WRITTEN PROBLEM:
Show all lines from the data that include the word "WELCOME".

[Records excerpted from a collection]
★ ★ ★ ★ ★

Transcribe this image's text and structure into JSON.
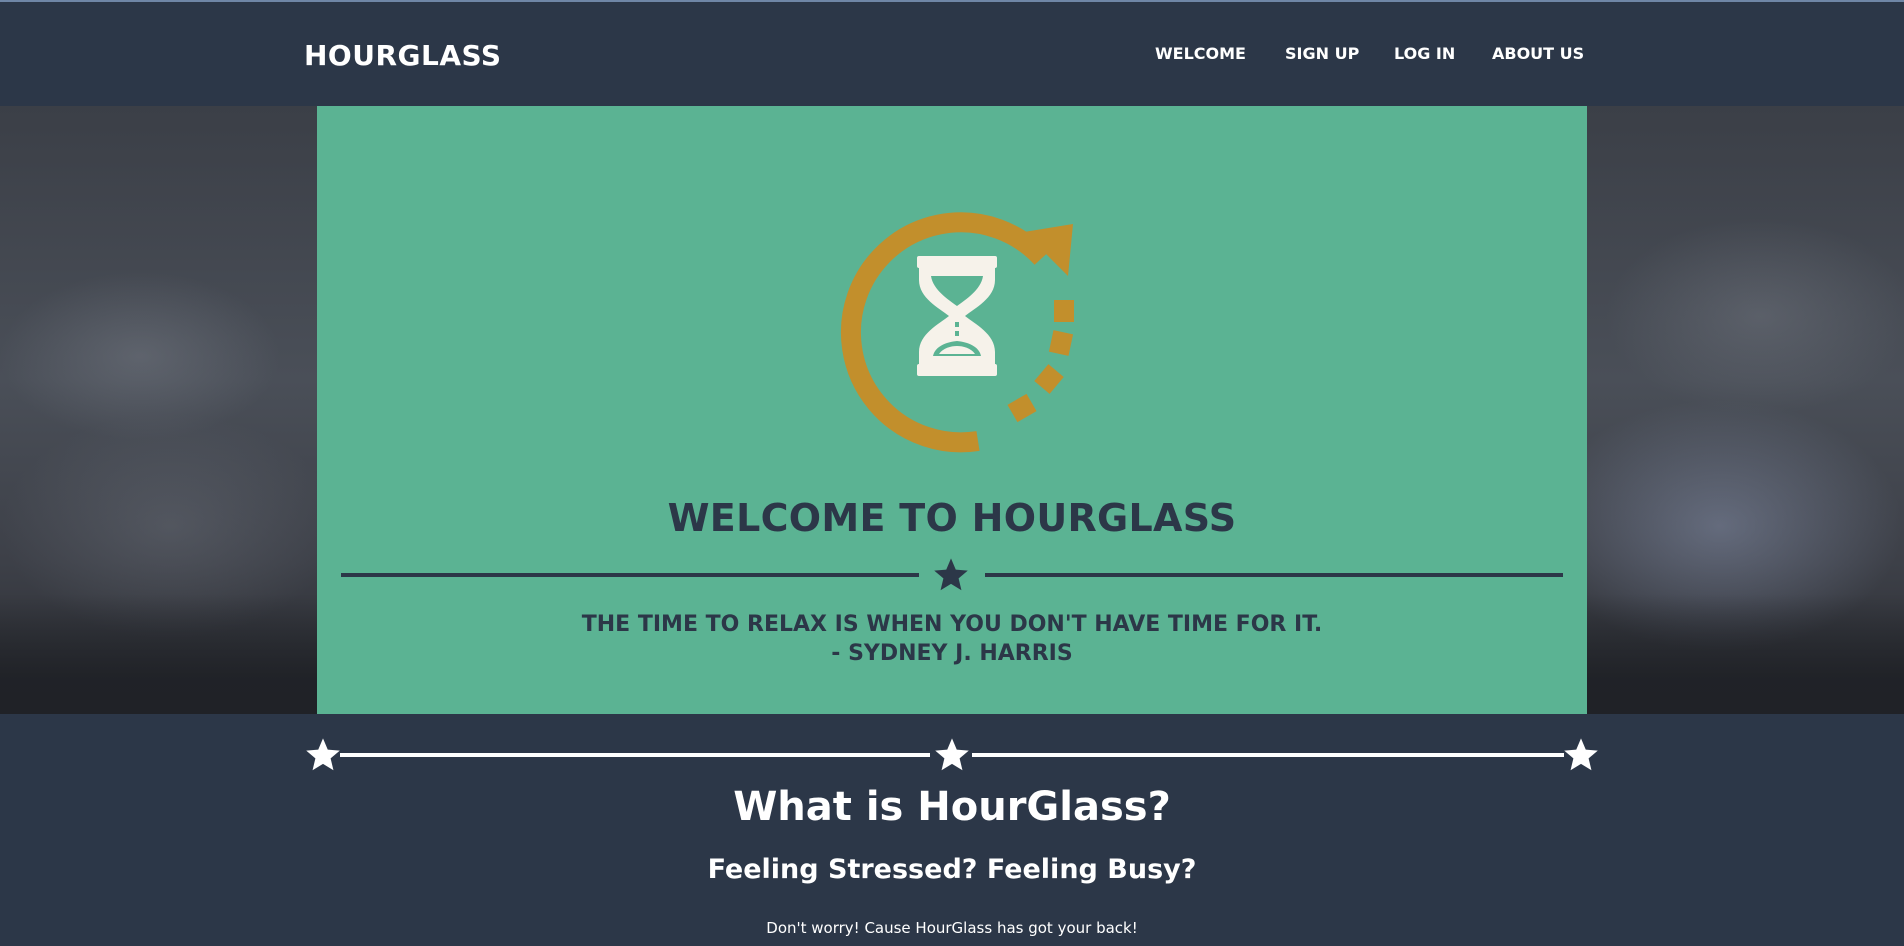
{
  "nav": {
    "brand": "HOURGLASS",
    "links": [
      "WELCOME",
      "SIGN UP",
      "LOG IN",
      "ABOUT US"
    ]
  },
  "masthead": {
    "logo_icon": "hourglass-refresh-icon",
    "title": "WELCOME TO HOURGLASS",
    "divider_icon": "star-icon",
    "quote": "THE TIME TO RELAX IS WHEN YOU DON'T HAVE TIME FOR IT.",
    "attribution": "- SYDNEY J. HARRIS"
  },
  "about": {
    "divider_icon": "star-icon",
    "title": "What is HourGlass?",
    "subtitle": "Feeling Stressed? Feeling Busy?",
    "text": "Don't worry! Cause HourGlass has got your back!"
  },
  "colors": {
    "navy": "#2c3748",
    "mint": "#5bb393",
    "gold": "#c28f2c",
    "cream": "#f6f2ea"
  }
}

★ ★ ★ ★ ★

CORRECT OUTPUT:
      "WELCOME",
    "title": "WELCOME TO HOURGLASS",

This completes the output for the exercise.